— START OF MATERIALS PROVIDED —
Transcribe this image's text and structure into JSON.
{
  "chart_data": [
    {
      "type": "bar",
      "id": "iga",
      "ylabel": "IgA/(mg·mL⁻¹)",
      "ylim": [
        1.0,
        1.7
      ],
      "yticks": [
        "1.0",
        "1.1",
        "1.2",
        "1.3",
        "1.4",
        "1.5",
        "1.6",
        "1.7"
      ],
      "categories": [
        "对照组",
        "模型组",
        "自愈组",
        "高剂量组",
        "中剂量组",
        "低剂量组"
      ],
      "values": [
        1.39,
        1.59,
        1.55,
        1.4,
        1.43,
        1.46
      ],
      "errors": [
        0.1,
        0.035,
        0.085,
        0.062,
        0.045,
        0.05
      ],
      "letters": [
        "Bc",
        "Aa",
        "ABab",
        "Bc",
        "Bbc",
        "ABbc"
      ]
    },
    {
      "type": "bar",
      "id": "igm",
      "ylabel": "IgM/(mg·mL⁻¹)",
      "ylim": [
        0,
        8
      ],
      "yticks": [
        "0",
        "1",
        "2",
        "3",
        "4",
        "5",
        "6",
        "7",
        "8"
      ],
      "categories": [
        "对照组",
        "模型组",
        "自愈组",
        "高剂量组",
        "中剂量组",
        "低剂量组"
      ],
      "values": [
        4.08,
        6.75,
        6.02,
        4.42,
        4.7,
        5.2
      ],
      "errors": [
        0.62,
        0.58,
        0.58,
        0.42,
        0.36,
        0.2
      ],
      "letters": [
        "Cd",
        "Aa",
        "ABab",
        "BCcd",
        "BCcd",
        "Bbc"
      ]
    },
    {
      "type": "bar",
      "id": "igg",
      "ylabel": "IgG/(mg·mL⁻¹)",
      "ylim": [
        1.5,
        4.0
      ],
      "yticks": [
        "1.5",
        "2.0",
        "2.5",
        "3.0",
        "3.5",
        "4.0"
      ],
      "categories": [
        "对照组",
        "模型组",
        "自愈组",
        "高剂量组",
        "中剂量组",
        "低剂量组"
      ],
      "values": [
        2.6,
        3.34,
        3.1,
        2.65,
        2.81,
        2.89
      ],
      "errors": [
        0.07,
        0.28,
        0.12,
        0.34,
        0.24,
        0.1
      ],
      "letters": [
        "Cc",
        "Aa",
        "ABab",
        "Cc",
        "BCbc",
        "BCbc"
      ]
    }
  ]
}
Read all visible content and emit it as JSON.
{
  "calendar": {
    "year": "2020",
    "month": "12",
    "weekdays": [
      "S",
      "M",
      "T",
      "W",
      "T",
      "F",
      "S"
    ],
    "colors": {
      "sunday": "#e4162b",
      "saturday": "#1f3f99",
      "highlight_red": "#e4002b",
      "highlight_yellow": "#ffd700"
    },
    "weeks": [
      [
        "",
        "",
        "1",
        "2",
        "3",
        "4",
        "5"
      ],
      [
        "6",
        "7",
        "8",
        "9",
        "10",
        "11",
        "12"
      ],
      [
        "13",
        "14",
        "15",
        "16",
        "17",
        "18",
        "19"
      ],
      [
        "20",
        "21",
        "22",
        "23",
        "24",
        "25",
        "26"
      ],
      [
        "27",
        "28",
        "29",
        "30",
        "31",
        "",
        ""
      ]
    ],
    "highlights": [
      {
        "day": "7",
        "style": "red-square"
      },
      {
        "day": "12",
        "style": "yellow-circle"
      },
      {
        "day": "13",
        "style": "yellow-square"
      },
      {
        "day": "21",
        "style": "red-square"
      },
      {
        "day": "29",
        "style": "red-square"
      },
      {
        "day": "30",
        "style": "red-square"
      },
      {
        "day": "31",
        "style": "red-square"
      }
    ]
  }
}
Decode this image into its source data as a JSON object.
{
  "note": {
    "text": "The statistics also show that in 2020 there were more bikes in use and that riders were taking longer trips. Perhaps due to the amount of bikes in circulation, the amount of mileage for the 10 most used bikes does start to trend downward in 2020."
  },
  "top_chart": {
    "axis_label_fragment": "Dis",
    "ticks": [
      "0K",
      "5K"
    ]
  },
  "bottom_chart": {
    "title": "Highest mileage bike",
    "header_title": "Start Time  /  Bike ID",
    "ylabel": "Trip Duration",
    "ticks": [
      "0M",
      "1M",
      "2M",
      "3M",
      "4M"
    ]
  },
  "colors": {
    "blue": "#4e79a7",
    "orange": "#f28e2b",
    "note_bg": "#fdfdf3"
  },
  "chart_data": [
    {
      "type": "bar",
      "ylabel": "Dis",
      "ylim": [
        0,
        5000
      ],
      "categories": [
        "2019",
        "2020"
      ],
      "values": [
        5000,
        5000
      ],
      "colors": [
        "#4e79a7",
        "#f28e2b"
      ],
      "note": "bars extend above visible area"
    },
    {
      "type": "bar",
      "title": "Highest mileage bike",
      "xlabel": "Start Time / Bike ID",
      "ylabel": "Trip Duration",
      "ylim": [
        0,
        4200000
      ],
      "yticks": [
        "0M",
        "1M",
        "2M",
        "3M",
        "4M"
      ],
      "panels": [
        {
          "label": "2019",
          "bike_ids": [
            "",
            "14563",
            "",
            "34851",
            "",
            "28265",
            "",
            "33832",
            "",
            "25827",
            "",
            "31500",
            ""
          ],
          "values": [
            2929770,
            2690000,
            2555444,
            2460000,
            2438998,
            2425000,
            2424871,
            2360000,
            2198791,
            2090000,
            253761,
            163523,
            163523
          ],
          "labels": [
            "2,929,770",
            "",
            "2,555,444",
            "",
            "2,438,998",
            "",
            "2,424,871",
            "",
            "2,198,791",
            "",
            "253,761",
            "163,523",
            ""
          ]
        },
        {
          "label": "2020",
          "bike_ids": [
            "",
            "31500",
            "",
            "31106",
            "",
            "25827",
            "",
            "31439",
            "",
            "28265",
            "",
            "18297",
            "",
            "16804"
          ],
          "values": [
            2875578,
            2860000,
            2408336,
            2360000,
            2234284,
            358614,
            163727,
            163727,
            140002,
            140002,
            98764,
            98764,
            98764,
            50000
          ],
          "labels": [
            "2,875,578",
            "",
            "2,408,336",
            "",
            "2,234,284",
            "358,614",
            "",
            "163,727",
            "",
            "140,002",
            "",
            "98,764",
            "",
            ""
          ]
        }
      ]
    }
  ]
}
— END OF MATERIALS PROVIDED —
- THE REQUEST: Give an exact repetition of all the material.

- OUTPUT FOR THIS EXERCISE:
Transcribe this image's text and structure into JSON.
{
  "chart_data": [
    {
      "type": "bar",
      "id": "iga",
      "ylabel": "IgA/(mg·mL⁻¹)",
      "ylim": [
        1.0,
        1.7
      ],
      "yticks": [
        "1.0",
        "1.1",
        "1.2",
        "1.3",
        "1.4",
        "1.5",
        "1.6",
        "1.7"
      ],
      "categories": [
        "对照组",
        "模型组",
        "自愈组",
        "高剂量组",
        "中剂量组",
        "低剂量组"
      ],
      "values": [
        1.39,
        1.59,
        1.55,
        1.4,
        1.43,
        1.46
      ],
      "errors": [
        0.1,
        0.035,
        0.085,
        0.062,
        0.045,
        0.05
      ],
      "letters": [
        "Bc",
        "Aa",
        "ABab",
        "Bc",
        "Bbc",
        "ABbc"
      ]
    },
    {
      "type": "bar",
      "id": "igm",
      "ylabel": "IgM/(mg·mL⁻¹)",
      "ylim": [
        0,
        8
      ],
      "yticks": [
        "0",
        "1",
        "2",
        "3",
        "4",
        "5",
        "6",
        "7",
        "8"
      ],
      "categories": [
        "对照组",
        "模型组",
        "自愈组",
        "高剂量组",
        "中剂量组",
        "低剂量组"
      ],
      "values": [
        4.08,
        6.75,
        6.02,
        4.42,
        4.7,
        5.2
      ],
      "errors": [
        0.62,
        0.58,
        0.58,
        0.42,
        0.36,
        0.2
      ],
      "letters": [
        "Cd",
        "Aa",
        "ABab",
        "BCcd",
        "BCcd",
        "Bbc"
      ]
    },
    {
      "type": "bar",
      "id": "igg",
      "ylabel": "IgG/(mg·mL⁻¹)",
      "ylim": [
        1.5,
        4.0
      ],
      "yticks": [
        "1.5",
        "2.0",
        "2.5",
        "3.0",
        "3.5",
        "4.0"
      ],
      "categories": [
        "对照组",
        "模型组",
        "自愈组",
        "高剂量组",
        "中剂量组",
        "低剂量组"
      ],
      "values": [
        2.6,
        3.34,
        3.1,
        2.65,
        2.81,
        2.89
      ],
      "errors": [
        0.07,
        0.28,
        0.12,
        0.34,
        0.24,
        0.1
      ],
      "letters": [
        "Cc",
        "Aa",
        "ABab",
        "Cc",
        "BCbc",
        "BCbc"
      ]
    }
  ]
}
Read all visible content and emit it as JSON.
{
  "calendar": {
    "year": "2020",
    "month": "12",
    "weekdays": [
      "S",
      "M",
      "T",
      "W",
      "T",
      "F",
      "S"
    ],
    "colors": {
      "sunday": "#e4162b",
      "saturday": "#1f3f99",
      "highlight_red": "#e4002b",
      "highlight_yellow": "#ffd700"
    },
    "weeks": [
      [
        "",
        "",
        "1",
        "2",
        "3",
        "4",
        "5"
      ],
      [
        "6",
        "7",
        "8",
        "9",
        "10",
        "11",
        "12"
      ],
      [
        "13",
        "14",
        "15",
        "16",
        "17",
        "18",
        "19"
      ],
      [
        "20",
        "21",
        "22",
        "23",
        "24",
        "25",
        "26"
      ],
      [
        "27",
        "28",
        "29",
        "30",
        "31",
        "",
        ""
      ]
    ],
    "highlights": [
      {
        "day": "7",
        "style": "red-square"
      },
      {
        "day": "12",
        "style": "yellow-circle"
      },
      {
        "day": "13",
        "style": "yellow-square"
      },
      {
        "day": "21",
        "style": "red-square"
      },
      {
        "day": "29",
        "style": "red-square"
      },
      {
        "day": "30",
        "style": "red-square"
      },
      {
        "day": "31",
        "style": "red-square"
      }
    ]
  }
}
Decode this image into its source data as a JSON object.
{
  "note": {
    "text": "The statistics also show that in 2020 there were more bikes in use and that riders were taking longer trips. Perhaps due to the amount of bikes in circulation, the amount of mileage for the 10 most used bikes does start to trend downward in 2020."
  },
  "top_chart": {
    "axis_label_fragment": "Dis",
    "ticks": [
      "0K",
      "5K"
    ]
  },
  "bottom_chart": {
    "title": "Highest mileage bike",
    "header_title": "Start Time  /  Bike ID",
    "ylabel": "Trip Duration",
    "ticks": [
      "0M",
      "1M",
      "2M",
      "3M",
      "4M"
    ]
  },
  "colors": {
    "blue": "#4e79a7",
    "orange": "#f28e2b",
    "note_bg": "#fdfdf3"
  },
  "chart_data": [
    {
      "type": "bar",
      "ylabel": "Dis",
      "ylim": [
        0,
        5000
      ],
      "categories": [
        "2019",
        "2020"
      ],
      "values": [
        5000,
        5000
      ],
      "colors": [
        "#4e79a7",
        "#f28e2b"
      ],
      "note": "bars extend above visible area"
    },
    {
      "type": "bar",
      "title": "Highest mileage bike",
      "xlabel": "Start Time / Bike ID",
      "ylabel": "Trip Duration",
      "ylim": [
        0,
        4200000
      ],
      "yticks": [
        "0M",
        "1M",
        "2M",
        "3M",
        "4M"
      ],
      "panels": [
        {
          "label": "2019",
          "bike_ids": [
            "",
            "14563",
            "",
            "34851",
            "",
            "28265",
            "",
            "33832",
            "",
            "25827",
            "",
            "31500",
            ""
          ],
          "values": [
            2929770,
            2690000,
            2555444,
            2460000,
            2438998,
            2425000,
            2424871,
            2360000,
            2198791,
            2090000,
            253761,
            163523,
            163523
          ],
          "labels": [
            "2,929,770",
            "",
            "2,555,444",
            "",
            "2,438,998",
            "",
            "2,424,871",
            "",
            "2,198,791",
            "",
            "253,761",
            "163,523",
            ""
          ]
        },
        {
          "label": "2020",
          "bike_ids": [
            "",
            "31500",
            "",
            "31106",
            "",
            "25827",
            "",
            "31439",
            "",
            "28265",
            "",
            "18297",
            "",
            "16804"
          ],
          "values": [
            2875578,
            2860000,
            2408336,
            2360000,
            2234284,
            358614,
            163727,
            163727,
            140002,
            140002,
            98764,
            98764,
            98764,
            50000
          ],
          "labels": [
            "2,875,578",
            "",
            "2,408,336",
            "",
            "2,234,284",
            "358,614",
            "",
            "163,727",
            "",
            "140,002",
            "",
            "98,764",
            "",
            ""
          ]
        }
      ]
    }
  ]
}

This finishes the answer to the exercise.